- **Exercise brief**: Search the material for "Example" and show all lines that contain it.

- **Data section**:
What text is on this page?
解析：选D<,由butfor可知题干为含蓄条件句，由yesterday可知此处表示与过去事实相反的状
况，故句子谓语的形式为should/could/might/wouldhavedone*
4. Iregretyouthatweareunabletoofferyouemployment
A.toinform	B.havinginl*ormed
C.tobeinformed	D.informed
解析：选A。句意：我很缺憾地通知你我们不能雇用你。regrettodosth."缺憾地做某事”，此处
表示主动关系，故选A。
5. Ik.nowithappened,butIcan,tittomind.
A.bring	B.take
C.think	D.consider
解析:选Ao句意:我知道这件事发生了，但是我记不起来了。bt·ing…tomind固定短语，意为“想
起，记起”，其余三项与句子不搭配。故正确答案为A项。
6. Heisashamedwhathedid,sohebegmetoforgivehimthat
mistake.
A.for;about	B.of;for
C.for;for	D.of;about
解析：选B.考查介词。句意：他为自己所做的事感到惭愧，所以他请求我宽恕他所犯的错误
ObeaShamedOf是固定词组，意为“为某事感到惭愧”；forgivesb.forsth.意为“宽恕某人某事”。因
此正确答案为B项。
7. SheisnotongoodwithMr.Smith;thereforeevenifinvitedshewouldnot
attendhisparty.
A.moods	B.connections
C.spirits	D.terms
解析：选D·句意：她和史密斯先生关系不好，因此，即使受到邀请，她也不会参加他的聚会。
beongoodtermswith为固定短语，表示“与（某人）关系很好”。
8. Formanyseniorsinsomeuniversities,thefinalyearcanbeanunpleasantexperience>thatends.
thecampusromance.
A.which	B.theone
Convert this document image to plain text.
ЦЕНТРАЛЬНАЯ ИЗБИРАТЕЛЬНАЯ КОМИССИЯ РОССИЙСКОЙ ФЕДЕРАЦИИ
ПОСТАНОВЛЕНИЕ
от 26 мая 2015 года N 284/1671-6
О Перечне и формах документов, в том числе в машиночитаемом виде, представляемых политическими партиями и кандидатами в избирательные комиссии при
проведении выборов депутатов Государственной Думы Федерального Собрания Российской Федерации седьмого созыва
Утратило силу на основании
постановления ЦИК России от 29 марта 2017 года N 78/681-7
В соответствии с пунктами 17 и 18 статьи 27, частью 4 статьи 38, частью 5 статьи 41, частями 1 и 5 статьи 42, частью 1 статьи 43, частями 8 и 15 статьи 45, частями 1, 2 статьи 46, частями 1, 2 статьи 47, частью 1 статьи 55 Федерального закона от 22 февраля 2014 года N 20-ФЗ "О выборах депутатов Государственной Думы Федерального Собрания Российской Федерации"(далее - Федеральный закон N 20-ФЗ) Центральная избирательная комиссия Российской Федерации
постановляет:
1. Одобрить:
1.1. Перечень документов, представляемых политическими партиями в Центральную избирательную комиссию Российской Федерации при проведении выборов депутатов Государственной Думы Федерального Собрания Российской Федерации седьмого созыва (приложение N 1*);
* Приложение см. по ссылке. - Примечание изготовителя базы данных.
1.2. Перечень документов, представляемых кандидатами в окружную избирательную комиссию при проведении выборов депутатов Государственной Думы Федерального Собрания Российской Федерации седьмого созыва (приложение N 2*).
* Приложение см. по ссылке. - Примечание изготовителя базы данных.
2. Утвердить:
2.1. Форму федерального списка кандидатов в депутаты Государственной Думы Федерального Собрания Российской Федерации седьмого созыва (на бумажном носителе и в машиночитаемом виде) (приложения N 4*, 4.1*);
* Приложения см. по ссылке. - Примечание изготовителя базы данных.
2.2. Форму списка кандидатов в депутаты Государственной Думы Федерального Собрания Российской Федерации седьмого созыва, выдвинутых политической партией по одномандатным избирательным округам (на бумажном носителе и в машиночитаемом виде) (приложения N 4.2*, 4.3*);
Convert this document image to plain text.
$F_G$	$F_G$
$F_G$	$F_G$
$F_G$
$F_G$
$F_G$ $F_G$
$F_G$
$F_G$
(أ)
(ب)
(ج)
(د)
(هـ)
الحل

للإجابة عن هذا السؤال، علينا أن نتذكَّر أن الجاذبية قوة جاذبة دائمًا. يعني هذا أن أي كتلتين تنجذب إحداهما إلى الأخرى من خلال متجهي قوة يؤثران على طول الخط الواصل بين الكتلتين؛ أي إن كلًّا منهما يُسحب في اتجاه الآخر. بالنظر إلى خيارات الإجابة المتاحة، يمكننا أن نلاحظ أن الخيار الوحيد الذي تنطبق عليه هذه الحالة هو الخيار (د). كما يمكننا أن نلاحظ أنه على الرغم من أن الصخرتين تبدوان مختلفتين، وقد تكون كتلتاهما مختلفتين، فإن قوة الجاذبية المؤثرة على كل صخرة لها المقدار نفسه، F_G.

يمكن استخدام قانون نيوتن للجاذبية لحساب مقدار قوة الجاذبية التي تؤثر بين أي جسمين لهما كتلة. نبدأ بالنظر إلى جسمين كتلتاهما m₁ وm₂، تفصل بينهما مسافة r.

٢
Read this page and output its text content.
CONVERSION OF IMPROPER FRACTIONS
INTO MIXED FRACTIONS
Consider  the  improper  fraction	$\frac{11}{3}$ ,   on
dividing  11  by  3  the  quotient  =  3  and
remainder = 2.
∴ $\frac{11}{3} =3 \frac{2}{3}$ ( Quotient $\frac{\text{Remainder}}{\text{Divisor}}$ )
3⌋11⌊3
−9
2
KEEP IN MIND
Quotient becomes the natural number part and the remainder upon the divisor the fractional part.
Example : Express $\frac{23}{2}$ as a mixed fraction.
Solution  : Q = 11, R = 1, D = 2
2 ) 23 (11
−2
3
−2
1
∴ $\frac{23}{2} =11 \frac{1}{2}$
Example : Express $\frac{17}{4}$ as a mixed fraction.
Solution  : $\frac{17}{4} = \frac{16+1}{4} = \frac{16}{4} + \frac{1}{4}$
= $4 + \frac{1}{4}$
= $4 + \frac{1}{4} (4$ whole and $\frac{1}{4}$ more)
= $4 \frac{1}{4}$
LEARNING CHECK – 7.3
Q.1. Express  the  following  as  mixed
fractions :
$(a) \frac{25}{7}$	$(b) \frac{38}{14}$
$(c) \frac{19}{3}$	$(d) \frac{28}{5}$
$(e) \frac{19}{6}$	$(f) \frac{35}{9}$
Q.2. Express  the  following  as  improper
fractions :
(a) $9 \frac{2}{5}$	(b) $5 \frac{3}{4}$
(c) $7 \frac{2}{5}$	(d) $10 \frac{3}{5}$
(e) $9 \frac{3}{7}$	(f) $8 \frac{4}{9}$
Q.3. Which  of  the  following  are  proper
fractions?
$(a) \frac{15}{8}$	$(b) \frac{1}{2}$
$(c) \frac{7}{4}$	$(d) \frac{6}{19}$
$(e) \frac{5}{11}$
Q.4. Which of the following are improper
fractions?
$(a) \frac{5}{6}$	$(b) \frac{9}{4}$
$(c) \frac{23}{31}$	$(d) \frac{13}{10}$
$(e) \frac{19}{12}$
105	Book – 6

- **Output below**:
Example : Express $\frac{23}{2}$ as a mixed fraction.
Example : Express $\frac{17}{4}$ as a mixed fraction.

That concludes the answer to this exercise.